**Stated goal:** Return all of the data exactly as written, without the pictures.

--- Start of Input rows ---

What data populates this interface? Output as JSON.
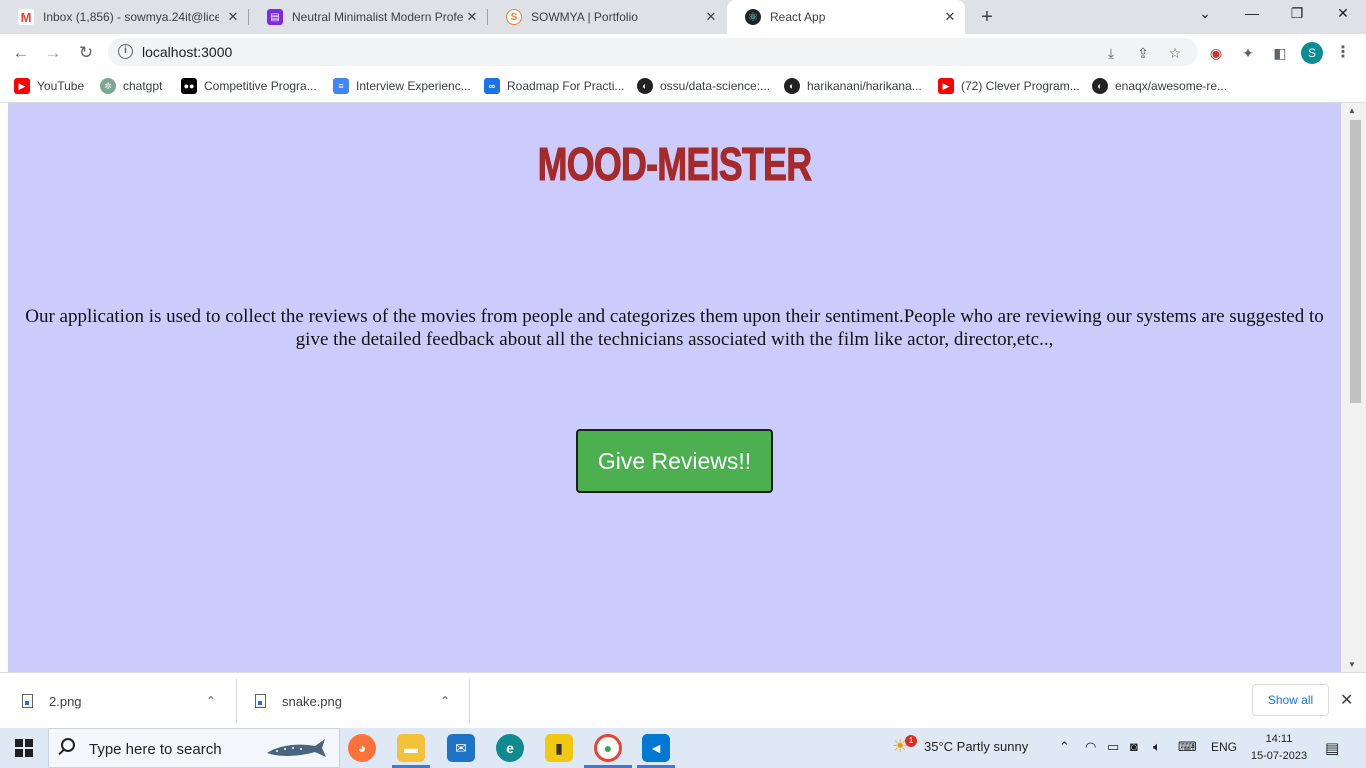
{
  "browser": {
    "tabs": [
      {
        "title": "Inbox (1,856) - sowmya.24it@lice",
        "icon": "gmail-icon",
        "color": "#ea4335"
      },
      {
        "title": "Neutral Minimalist Modern Profe",
        "icon": "canva-doc-icon",
        "color": "#7d2ae8"
      },
      {
        "title": "SOWMYA | Portfolio",
        "icon": "portfolio-s-icon",
        "color": "#f17d32"
      },
      {
        "title": "React App",
        "icon": "react-icon",
        "color": "#222222"
      }
    ],
    "new_tab": "+",
    "window_controls": {
      "minimize": "⌄",
      "restore": "❐",
      "close": "✕"
    },
    "address": "localhost:3000",
    "profile_initial": "S",
    "bookmarks": [
      {
        "label": "YouTube",
        "icon": "youtube-icon",
        "color": "#ff0000"
      },
      {
        "label": "chatgpt",
        "icon": "chatgpt-icon",
        "color": "#7ba797"
      },
      {
        "label": "Competitive Progra...",
        "icon": "medium-icon",
        "color": "#000000"
      },
      {
        "label": "Interview Experienc...",
        "icon": "docs-icon",
        "color": "#4285f4"
      },
      {
        "label": "Roadmap For Practi...",
        "icon": "infinity-icon",
        "color": "#1a73e8"
      },
      {
        "label": "ossu/data-science:...",
        "icon": "github-icon",
        "color": "#222222"
      },
      {
        "label": "harikanani/harikana...",
        "icon": "github-icon",
        "color": "#222222"
      },
      {
        "label": "(72) Clever Program...",
        "icon": "youtube-icon",
        "color": "#ff0000"
      },
      {
        "label": "enaqx/awesome-re...",
        "icon": "github-icon",
        "color": "#222222"
      }
    ]
  },
  "page": {
    "title": "MOOD-MEISTER",
    "description": "Our application is used to collect the reviews of the movies from people and categorizes them upon their sentiment.People who are reviewing our systems are suggested to give the detailed feedback about all the technicians associated with the film like actor, director,etc..,",
    "cta_label": "Give Reviews!!",
    "background": "#ccccfc",
    "title_color": "#a52a2a",
    "button_color": "#4caf50"
  },
  "downloads": {
    "items": [
      {
        "name": "2.png"
      },
      {
        "name": "snake.png"
      }
    ],
    "show_all": "Show all"
  },
  "taskbar": {
    "search_placeholder": "Type here to search",
    "weather": "35°C  Partly sunny",
    "language": "ENG",
    "time": "14:11",
    "date": "15-07-2023",
    "weather_badge": "1"
  }
}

--- End of Input rows ---

**Solved exercise:**
What data populates this interface? Output as JSON.
{
  "browser": {
    "tabs": [
      {
        "title": "Inbox (1,856) - sowmya.24it@lice",
        "icon": "gmail-icon",
        "color": "#ea4335"
      },
      {
        "title": "Neutral Minimalist Modern Profe",
        "icon": "canva-doc-icon",
        "color": "#7d2ae8"
      },
      {
        "title": "SOWMYA | Portfolio",
        "icon": "portfolio-s-icon",
        "color": "#f17d32"
      },
      {
        "title": "React App",
        "icon": "react-icon",
        "color": "#222222"
      }
    ],
    "new_tab": "+",
    "window_controls": {
      "minimize": "⌄",
      "restore": "❐",
      "close": "✕"
    },
    "address": "localhost:3000",
    "profile_initial": "S",
    "bookmarks": [
      {
        "label": "YouTube",
        "icon": "youtube-icon",
        "color": "#ff0000"
      },
      {
        "label": "chatgpt",
        "icon": "chatgpt-icon",
        "color": "#7ba797"
      },
      {
        "label": "Competitive Progra...",
        "icon": "medium-icon",
        "color": "#000000"
      },
      {
        "label": "Interview Experienc...",
        "icon": "docs-icon",
        "color": "#4285f4"
      },
      {
        "label": "Roadmap For Practi...",
        "icon": "infinity-icon",
        "color": "#1a73e8"
      },
      {
        "label": "ossu/data-science:...",
        "icon": "github-icon",
        "color": "#222222"
      },
      {
        "label": "harikanani/harikana...",
        "icon": "github-icon",
        "color": "#222222"
      },
      {
        "label": "(72) Clever Program...",
        "icon": "youtube-icon",
        "color": "#ff0000"
      },
      {
        "label": "enaqx/awesome-re...",
        "icon": "github-icon",
        "color": "#222222"
      }
    ]
  },
  "page": {
    "title": "MOOD-MEISTER",
    "description": "Our application is used to collect the reviews of the movies from people and categorizes them upon their sentiment.People who are reviewing our systems are suggested to give the detailed feedback about all the technicians associated with the film like actor, director,etc..,",
    "cta_label": "Give Reviews!!",
    "background": "#ccccfc",
    "title_color": "#a52a2a",
    "button_color": "#4caf50"
  },
  "downloads": {
    "items": [
      {
        "name": "2.png"
      },
      {
        "name": "snake.png"
      }
    ],
    "show_all": "Show all"
  },
  "taskbar": {
    "search_placeholder": "Type here to search",
    "weather": "35°C  Partly sunny",
    "language": "ENG",
    "time": "14:11",
    "date": "15-07-2023",
    "weather_badge": "1"
  }
}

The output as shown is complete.